— Instructions to follow —
Give the data below again, word for word.

— Given data —
# # # #
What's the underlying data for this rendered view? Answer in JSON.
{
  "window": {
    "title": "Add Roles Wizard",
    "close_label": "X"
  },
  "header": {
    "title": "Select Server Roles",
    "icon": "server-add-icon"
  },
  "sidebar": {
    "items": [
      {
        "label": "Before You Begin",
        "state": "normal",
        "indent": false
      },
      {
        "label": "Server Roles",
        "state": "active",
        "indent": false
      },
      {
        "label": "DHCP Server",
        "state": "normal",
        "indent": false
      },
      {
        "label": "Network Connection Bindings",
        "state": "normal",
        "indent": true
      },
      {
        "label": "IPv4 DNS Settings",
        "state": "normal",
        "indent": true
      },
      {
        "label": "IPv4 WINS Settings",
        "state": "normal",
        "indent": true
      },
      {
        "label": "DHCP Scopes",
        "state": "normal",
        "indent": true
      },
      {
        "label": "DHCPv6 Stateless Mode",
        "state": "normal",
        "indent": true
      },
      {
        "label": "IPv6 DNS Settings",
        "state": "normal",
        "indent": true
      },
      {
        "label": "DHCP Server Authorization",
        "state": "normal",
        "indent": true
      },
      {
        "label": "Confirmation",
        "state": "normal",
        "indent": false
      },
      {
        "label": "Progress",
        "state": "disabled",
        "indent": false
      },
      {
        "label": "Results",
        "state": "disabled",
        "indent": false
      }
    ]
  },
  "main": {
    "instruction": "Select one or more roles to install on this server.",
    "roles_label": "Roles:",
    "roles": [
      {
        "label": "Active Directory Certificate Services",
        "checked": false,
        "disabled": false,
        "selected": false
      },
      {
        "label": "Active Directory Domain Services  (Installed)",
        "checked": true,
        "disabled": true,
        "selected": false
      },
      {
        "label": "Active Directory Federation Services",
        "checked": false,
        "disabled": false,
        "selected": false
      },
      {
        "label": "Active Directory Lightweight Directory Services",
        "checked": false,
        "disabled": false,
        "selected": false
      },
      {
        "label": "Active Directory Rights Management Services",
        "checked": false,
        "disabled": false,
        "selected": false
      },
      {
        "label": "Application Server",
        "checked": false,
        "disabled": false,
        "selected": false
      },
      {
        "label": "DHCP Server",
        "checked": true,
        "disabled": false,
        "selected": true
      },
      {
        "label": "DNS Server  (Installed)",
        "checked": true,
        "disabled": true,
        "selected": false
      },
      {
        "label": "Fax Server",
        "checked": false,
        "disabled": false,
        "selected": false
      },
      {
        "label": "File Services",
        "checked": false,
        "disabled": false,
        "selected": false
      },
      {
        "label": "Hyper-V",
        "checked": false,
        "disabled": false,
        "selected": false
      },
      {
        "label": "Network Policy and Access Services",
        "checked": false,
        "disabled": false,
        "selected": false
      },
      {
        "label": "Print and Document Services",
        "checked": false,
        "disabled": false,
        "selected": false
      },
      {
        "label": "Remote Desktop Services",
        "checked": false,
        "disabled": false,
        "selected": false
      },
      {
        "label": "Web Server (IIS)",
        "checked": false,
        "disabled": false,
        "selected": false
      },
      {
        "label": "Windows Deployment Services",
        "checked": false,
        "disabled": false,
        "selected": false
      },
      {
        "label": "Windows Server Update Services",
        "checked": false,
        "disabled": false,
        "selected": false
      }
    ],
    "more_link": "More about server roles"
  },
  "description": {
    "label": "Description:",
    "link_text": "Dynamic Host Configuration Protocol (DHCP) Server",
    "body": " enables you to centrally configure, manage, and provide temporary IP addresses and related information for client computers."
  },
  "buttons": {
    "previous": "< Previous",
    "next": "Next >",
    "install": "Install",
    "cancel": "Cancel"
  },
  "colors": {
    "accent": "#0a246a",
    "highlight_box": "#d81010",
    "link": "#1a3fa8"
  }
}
# # # #
— Written response —
What's the underlying data for this rendered view? Answer in JSON.
{
  "window": {
    "title": "Add Roles Wizard",
    "close_label": "X"
  },
  "header": {
    "title": "Select Server Roles",
    "icon": "server-add-icon"
  },
  "sidebar": {
    "items": [
      {
        "label": "Before You Begin",
        "state": "normal",
        "indent": false
      },
      {
        "label": "Server Roles",
        "state": "active",
        "indent": false
      },
      {
        "label": "DHCP Server",
        "state": "normal",
        "indent": false
      },
      {
        "label": "Network Connection Bindings",
        "state": "normal",
        "indent": true
      },
      {
        "label": "IPv4 DNS Settings",
        "state": "normal",
        "indent": true
      },
      {
        "label": "IPv4 WINS Settings",
        "state": "normal",
        "indent": true
      },
      {
        "label": "DHCP Scopes",
        "state": "normal",
        "indent": true
      },
      {
        "label": "DHCPv6 Stateless Mode",
        "state": "normal",
        "indent": true
      },
      {
        "label": "IPv6 DNS Settings",
        "state": "normal",
        "indent": true
      },
      {
        "label": "DHCP Server Authorization",
        "state": "normal",
        "indent": true
      },
      {
        "label": "Confirmation",
        "state": "normal",
        "indent": false
      },
      {
        "label": "Progress",
        "state": "disabled",
        "indent": false
      },
      {
        "label": "Results",
        "state": "disabled",
        "indent": false
      }
    ]
  },
  "main": {
    "instruction": "Select one or more roles to install on this server.",
    "roles_label": "Roles:",
    "roles": [
      {
        "label": "Active Directory Certificate Services",
        "checked": false,
        "disabled": false,
        "selected": false
      },
      {
        "label": "Active Directory Domain Services  (Installed)",
        "checked": true,
        "disabled": true,
        "selected": false
      },
      {
        "label": "Active Directory Federation Services",
        "checked": false,
        "disabled": false,
        "selected": false
      },
      {
        "label": "Active Directory Lightweight Directory Services",
        "checked": false,
        "disabled": false,
        "selected": false
      },
      {
        "label": "Active Directory Rights Management Services",
        "checked": false,
        "disabled": false,
        "selected": false
      },
      {
        "label": "Application Server",
        "checked": false,
        "disabled": false,
        "selected": false
      },
      {
        "label": "DHCP Server",
        "checked": true,
        "disabled": false,
        "selected": true
      },
      {
        "label": "DNS Server  (Installed)",
        "checked": true,
        "disabled": true,
        "selected": false
      },
      {
        "label": "Fax Server",
        "checked": false,
        "disabled": false,
        "selected": false
      },
      {
        "label": "File Services",
        "checked": false,
        "disabled": false,
        "selected": false
      },
      {
        "label": "Hyper-V",
        "checked": false,
        "disabled": false,
        "selected": false
      },
      {
        "label": "Network Policy and Access Services",
        "checked": false,
        "disabled": false,
        "selected": false
      },
      {
        "label": "Print and Document Services",
        "checked": false,
        "disabled": false,
        "selected": false
      },
      {
        "label": "Remote Desktop Services",
        "checked": false,
        "disabled": false,
        "selected": false
      },
      {
        "label": "Web Server (IIS)",
        "checked": false,
        "disabled": false,
        "selected": false
      },
      {
        "label": "Windows Deployment Services",
        "checked": false,
        "disabled": false,
        "selected": false
      },
      {
        "label": "Windows Server Update Services",
        "checked": false,
        "disabled": false,
        "selected": false
      }
    ],
    "more_link": "More about server roles"
  },
  "description": {
    "label": "Description:",
    "link_text": "Dynamic Host Configuration Protocol (DHCP) Server",
    "body": " enables you to centrally configure, manage, and provide temporary IP addresses and related information for client computers."
  },
  "buttons": {
    "previous": "< Previous",
    "next": "Next >",
    "install": "Install",
    "cancel": "Cancel"
  },
  "colors": {
    "accent": "#0a246a",
    "highlight_box": "#d81010",
    "link": "#1a3fa8"
  }
}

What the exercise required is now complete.